--- Set task ---
Restate each of the lines below word for word and drop every picture.

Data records
>> Start

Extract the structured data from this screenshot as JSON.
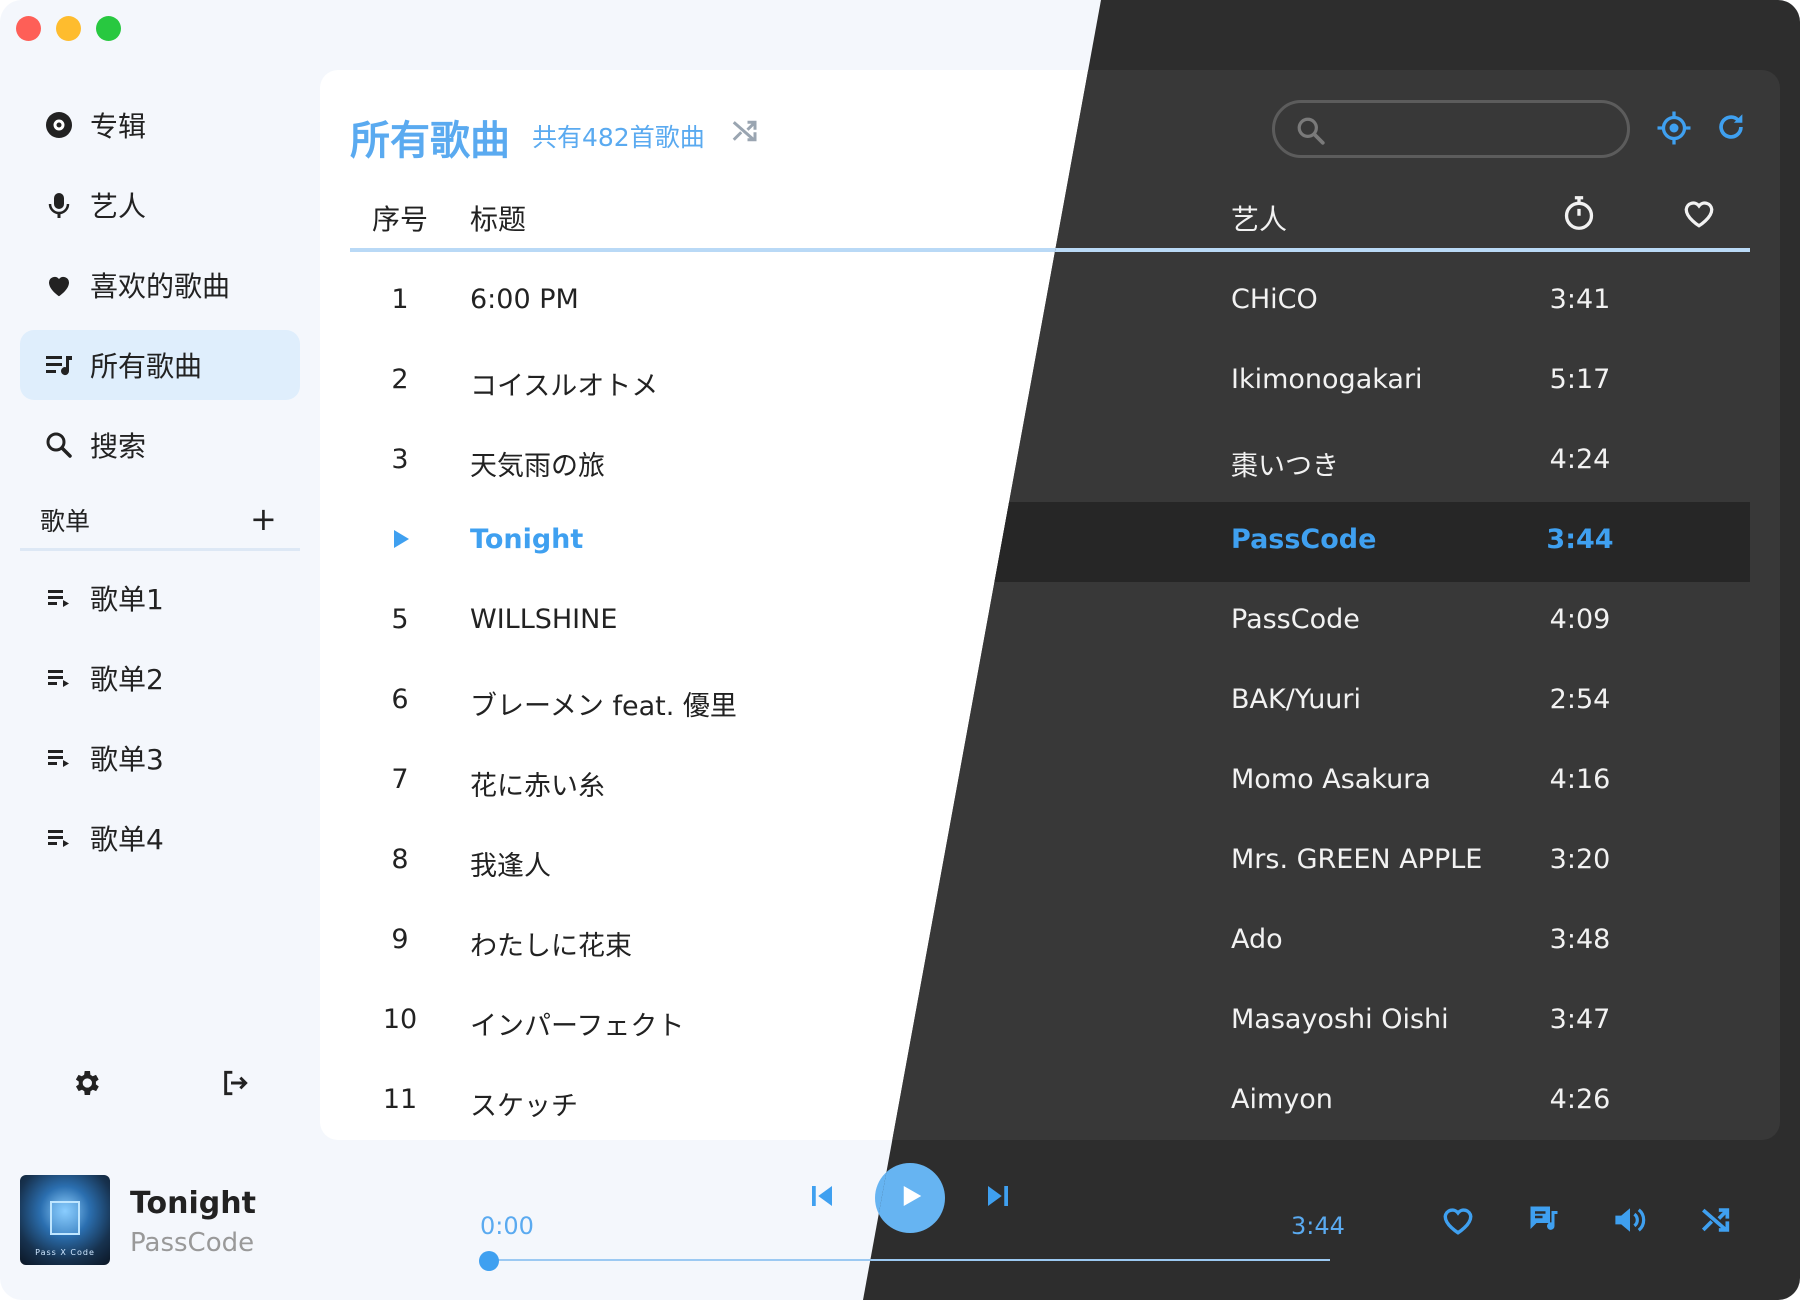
{
  "sidebar": {
    "nav": [
      {
        "label": "专辑",
        "icon": "album-icon"
      },
      {
        "label": "艺人",
        "icon": "microphone-icon"
      },
      {
        "label": "喜欢的歌曲",
        "icon": "heart-icon"
      },
      {
        "label": "所有歌曲",
        "icon": "music-list-icon",
        "active": true
      },
      {
        "label": "搜索",
        "icon": "search-icon"
      }
    ],
    "playlists_header": "歌单",
    "add_symbol": "+",
    "playlists": [
      "歌单1",
      "歌单2",
      "歌单3",
      "歌单4"
    ],
    "footer_icons": [
      "gear-icon",
      "logout-icon"
    ]
  },
  "main": {
    "title": "所有歌曲",
    "subtitle": "共有482首歌曲",
    "search_placeholder": "",
    "columns": {
      "num": "序号",
      "title": "标题",
      "artist": "艺人",
      "duration_icon": "stopwatch-icon",
      "favorite_icon": "heart-outline-icon"
    },
    "songs": [
      {
        "num": "1",
        "title": "6:00 PM",
        "artist": "CHiCO",
        "duration": "3:41"
      },
      {
        "num": "2",
        "title": "コイスルオトメ",
        "artist": "Ikimonogakari",
        "duration": "5:17"
      },
      {
        "num": "3",
        "title": "天気雨の旅",
        "artist": "棗いつき",
        "duration": "4:24"
      },
      {
        "num": "",
        "title": "Tonight",
        "artist": "PassCode",
        "duration": "3:44",
        "playing": true
      },
      {
        "num": "5",
        "title": "WILLSHINE",
        "artist": "PassCode",
        "duration": "4:09"
      },
      {
        "num": "6",
        "title": "ブレーメン feat. 優里",
        "artist": "BAK/Yuuri",
        "duration": "2:54"
      },
      {
        "num": "7",
        "title": "花に赤い糸",
        "artist": "Momo Asakura",
        "duration": "4:16"
      },
      {
        "num": "8",
        "title": "我逢人",
        "artist": "Mrs. GREEN APPLE",
        "duration": "3:20"
      },
      {
        "num": "9",
        "title": "わたしに花束",
        "artist": "Ado",
        "duration": "3:48"
      },
      {
        "num": "10",
        "title": "インパーフェクト",
        "artist": "Masayoshi Oishi",
        "duration": "3:47"
      },
      {
        "num": "11",
        "title": "スケッチ",
        "artist": "Aimyon",
        "duration": "4:26"
      }
    ]
  },
  "player": {
    "title": "Tonight",
    "artist": "PassCode",
    "cover_text": "Pass X Code",
    "current_time": "0:00",
    "total_time": "3:44",
    "progress": 0.0
  },
  "colors": {
    "accent": "#3fa0f0",
    "light_bg": "#f4f7fc",
    "dark_bg": "#2d2d2d",
    "active_nav": "#dfeefc"
  }
}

>> End

--- Solution below ---
Extract the structured data from this screenshot as JSON.
{
  "sidebar": {
    "nav": [
      {
        "label": "专辑",
        "icon": "album-icon"
      },
      {
        "label": "艺人",
        "icon": "microphone-icon"
      },
      {
        "label": "喜欢的歌曲",
        "icon": "heart-icon"
      },
      {
        "label": "所有歌曲",
        "icon": "music-list-icon",
        "active": true
      },
      {
        "label": "搜索",
        "icon": "search-icon"
      }
    ],
    "playlists_header": "歌单",
    "add_symbol": "+",
    "playlists": [
      "歌单1",
      "歌单2",
      "歌单3",
      "歌单4"
    ],
    "footer_icons": [
      "gear-icon",
      "logout-icon"
    ]
  },
  "main": {
    "title": "所有歌曲",
    "subtitle": "共有482首歌曲",
    "search_placeholder": "",
    "columns": {
      "num": "序号",
      "title": "标题",
      "artist": "艺人",
      "duration_icon": "stopwatch-icon",
      "favorite_icon": "heart-outline-icon"
    },
    "songs": [
      {
        "num": "1",
        "title": "6:00 PM",
        "artist": "CHiCO",
        "duration": "3:41"
      },
      {
        "num": "2",
        "title": "コイスルオトメ",
        "artist": "Ikimonogakari",
        "duration": "5:17"
      },
      {
        "num": "3",
        "title": "天気雨の旅",
        "artist": "棗いつき",
        "duration": "4:24"
      },
      {
        "num": "",
        "title": "Tonight",
        "artist": "PassCode",
        "duration": "3:44",
        "playing": true
      },
      {
        "num": "5",
        "title": "WILLSHINE",
        "artist": "PassCode",
        "duration": "4:09"
      },
      {
        "num": "6",
        "title": "ブレーメン feat. 優里",
        "artist": "BAK/Yuuri",
        "duration": "2:54"
      },
      {
        "num": "7",
        "title": "花に赤い糸",
        "artist": "Momo Asakura",
        "duration": "4:16"
      },
      {
        "num": "8",
        "title": "我逢人",
        "artist": "Mrs. GREEN APPLE",
        "duration": "3:20"
      },
      {
        "num": "9",
        "title": "わたしに花束",
        "artist": "Ado",
        "duration": "3:48"
      },
      {
        "num": "10",
        "title": "インパーフェクト",
        "artist": "Masayoshi Oishi",
        "duration": "3:47"
      },
      {
        "num": "11",
        "title": "スケッチ",
        "artist": "Aimyon",
        "duration": "4:26"
      }
    ]
  },
  "player": {
    "title": "Tonight",
    "artist": "PassCode",
    "cover_text": "Pass X Code",
    "current_time": "0:00",
    "total_time": "3:44",
    "progress": 0.0
  },
  "colors": {
    "accent": "#3fa0f0",
    "light_bg": "#f4f7fc",
    "dark_bg": "#2d2d2d",
    "active_nav": "#dfeefc"
  }
}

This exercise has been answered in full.